=== INPUT ROWS ===
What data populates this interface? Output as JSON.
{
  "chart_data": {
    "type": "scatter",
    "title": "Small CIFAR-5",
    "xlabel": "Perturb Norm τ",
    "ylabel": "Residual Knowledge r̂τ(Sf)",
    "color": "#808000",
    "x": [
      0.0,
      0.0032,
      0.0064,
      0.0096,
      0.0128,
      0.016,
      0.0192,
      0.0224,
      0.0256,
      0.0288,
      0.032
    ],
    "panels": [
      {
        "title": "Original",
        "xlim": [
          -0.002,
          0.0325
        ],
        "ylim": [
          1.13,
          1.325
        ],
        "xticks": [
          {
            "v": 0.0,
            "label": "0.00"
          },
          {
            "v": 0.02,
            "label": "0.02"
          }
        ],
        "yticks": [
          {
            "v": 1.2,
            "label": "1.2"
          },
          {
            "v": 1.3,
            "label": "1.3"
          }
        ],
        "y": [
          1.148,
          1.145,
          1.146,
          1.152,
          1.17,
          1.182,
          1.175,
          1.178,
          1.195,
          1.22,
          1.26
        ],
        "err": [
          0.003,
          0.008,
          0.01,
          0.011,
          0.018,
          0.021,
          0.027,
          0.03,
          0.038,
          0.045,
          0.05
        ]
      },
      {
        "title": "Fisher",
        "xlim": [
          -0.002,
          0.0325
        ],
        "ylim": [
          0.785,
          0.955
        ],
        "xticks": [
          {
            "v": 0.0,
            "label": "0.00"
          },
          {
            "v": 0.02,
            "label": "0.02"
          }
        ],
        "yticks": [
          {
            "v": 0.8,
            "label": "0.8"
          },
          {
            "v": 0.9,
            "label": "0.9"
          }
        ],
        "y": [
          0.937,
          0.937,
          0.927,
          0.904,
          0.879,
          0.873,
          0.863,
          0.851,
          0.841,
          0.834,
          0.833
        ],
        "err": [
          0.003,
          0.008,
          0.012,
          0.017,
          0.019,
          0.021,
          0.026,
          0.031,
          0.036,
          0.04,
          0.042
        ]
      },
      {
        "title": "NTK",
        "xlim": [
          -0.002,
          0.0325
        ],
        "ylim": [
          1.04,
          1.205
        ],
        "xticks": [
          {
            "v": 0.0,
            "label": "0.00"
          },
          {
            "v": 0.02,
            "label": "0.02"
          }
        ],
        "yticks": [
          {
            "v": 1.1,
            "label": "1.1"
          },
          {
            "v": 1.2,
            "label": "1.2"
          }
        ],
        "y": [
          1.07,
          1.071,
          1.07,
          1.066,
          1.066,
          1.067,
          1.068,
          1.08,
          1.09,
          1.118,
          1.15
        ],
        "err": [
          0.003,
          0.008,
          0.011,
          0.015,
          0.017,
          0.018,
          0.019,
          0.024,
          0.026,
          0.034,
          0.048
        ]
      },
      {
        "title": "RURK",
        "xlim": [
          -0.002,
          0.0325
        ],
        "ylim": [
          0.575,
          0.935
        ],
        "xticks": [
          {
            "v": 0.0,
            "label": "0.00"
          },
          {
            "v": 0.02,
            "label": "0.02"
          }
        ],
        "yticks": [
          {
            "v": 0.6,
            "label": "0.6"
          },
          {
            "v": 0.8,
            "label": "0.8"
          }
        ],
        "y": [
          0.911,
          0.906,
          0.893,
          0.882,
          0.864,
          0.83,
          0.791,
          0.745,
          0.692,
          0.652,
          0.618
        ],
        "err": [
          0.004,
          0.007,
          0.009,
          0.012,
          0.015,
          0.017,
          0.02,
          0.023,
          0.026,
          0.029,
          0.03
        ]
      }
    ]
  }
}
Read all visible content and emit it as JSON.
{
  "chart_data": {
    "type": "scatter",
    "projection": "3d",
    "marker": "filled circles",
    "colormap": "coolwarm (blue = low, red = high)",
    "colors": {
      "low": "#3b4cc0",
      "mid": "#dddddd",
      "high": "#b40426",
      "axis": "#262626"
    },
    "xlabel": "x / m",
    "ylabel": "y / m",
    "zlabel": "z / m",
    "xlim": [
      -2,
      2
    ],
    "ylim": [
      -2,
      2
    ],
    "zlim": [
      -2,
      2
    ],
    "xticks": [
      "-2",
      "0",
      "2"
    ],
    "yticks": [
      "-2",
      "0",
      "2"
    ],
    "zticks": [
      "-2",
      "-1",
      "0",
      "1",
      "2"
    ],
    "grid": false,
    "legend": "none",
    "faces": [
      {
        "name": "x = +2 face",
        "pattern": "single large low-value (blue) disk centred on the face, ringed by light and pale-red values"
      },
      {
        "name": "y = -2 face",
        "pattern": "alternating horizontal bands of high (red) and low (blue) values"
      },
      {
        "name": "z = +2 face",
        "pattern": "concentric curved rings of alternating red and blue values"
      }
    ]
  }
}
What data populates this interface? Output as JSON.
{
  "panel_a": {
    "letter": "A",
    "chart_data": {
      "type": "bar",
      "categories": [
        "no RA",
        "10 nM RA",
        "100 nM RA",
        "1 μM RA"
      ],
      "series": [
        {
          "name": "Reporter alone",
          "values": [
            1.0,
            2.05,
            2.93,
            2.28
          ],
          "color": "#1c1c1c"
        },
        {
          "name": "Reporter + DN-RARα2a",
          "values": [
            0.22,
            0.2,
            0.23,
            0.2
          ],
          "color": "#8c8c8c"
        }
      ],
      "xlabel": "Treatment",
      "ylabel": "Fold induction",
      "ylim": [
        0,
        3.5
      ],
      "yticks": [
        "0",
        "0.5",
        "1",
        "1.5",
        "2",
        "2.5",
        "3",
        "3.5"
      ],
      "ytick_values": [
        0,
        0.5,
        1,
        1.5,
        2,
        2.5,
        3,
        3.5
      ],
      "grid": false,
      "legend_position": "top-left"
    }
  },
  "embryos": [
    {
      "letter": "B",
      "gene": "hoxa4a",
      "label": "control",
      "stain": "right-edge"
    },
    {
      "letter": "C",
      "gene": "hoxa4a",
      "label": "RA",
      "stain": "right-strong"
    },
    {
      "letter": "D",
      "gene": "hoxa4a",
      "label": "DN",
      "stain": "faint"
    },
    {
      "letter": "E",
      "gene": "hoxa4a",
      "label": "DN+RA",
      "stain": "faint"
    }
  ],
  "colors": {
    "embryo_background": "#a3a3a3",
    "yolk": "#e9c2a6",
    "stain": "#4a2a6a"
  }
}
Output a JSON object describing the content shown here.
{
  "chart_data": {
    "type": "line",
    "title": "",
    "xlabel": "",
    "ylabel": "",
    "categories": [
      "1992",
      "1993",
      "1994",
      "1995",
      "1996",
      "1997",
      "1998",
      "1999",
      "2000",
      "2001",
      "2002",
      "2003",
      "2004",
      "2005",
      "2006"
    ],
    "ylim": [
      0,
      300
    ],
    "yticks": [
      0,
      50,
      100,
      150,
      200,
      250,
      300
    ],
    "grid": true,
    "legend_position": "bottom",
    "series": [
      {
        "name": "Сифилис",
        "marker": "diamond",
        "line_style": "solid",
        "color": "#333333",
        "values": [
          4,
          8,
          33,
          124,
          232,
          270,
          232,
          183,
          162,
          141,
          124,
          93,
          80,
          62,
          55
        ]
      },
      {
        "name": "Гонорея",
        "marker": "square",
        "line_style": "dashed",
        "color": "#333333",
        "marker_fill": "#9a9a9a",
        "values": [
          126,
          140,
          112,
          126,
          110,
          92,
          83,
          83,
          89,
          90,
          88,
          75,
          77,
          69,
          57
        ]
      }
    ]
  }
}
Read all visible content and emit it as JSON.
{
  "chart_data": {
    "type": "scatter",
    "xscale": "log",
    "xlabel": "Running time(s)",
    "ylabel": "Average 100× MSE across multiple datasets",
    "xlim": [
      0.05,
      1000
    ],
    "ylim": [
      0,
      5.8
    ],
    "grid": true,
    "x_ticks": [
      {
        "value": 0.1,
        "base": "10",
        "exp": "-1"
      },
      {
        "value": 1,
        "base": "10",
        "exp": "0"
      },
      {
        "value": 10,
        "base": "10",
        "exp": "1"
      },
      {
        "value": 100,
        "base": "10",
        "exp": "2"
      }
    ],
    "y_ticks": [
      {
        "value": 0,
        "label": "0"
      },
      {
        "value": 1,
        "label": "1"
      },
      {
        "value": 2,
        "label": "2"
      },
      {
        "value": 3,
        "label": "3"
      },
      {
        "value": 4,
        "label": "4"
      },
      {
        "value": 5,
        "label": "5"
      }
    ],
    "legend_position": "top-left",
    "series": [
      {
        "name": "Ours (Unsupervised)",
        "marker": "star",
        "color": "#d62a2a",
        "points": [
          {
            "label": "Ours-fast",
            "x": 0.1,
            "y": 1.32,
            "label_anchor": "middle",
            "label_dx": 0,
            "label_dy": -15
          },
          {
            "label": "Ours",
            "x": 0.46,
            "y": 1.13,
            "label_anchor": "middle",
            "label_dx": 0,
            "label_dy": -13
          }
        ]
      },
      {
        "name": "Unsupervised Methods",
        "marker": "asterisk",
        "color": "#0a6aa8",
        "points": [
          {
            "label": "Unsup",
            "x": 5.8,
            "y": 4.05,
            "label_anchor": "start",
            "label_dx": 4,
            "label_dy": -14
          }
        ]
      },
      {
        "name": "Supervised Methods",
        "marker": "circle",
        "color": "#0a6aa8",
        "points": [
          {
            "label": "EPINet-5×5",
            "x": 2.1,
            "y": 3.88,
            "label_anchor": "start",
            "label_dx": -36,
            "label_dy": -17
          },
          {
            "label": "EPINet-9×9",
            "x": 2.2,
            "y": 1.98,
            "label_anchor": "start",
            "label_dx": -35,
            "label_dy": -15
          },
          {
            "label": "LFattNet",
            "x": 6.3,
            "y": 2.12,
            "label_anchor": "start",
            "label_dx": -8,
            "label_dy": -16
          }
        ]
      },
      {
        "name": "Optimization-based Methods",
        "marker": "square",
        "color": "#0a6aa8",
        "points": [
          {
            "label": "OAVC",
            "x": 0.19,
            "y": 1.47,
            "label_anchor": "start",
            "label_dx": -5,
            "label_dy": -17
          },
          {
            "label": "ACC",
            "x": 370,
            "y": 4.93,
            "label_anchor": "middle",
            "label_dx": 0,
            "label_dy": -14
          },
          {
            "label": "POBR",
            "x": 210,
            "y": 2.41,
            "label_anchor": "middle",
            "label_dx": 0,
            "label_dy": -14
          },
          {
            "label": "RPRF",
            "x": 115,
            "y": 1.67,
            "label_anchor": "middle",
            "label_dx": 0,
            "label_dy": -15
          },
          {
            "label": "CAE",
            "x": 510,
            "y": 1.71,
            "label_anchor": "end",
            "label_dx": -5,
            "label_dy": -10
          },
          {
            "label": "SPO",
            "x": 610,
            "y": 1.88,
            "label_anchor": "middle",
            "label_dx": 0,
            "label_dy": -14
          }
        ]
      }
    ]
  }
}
===
**REQUIREMENT**
Copy all the lines above that hold the string "alternating".

**FINISHED TASK**
        "pattern": "alternating horizontal bands of high (red) and low (blue) values"
        "pattern": "concentric curved rings of alternating red and blue values"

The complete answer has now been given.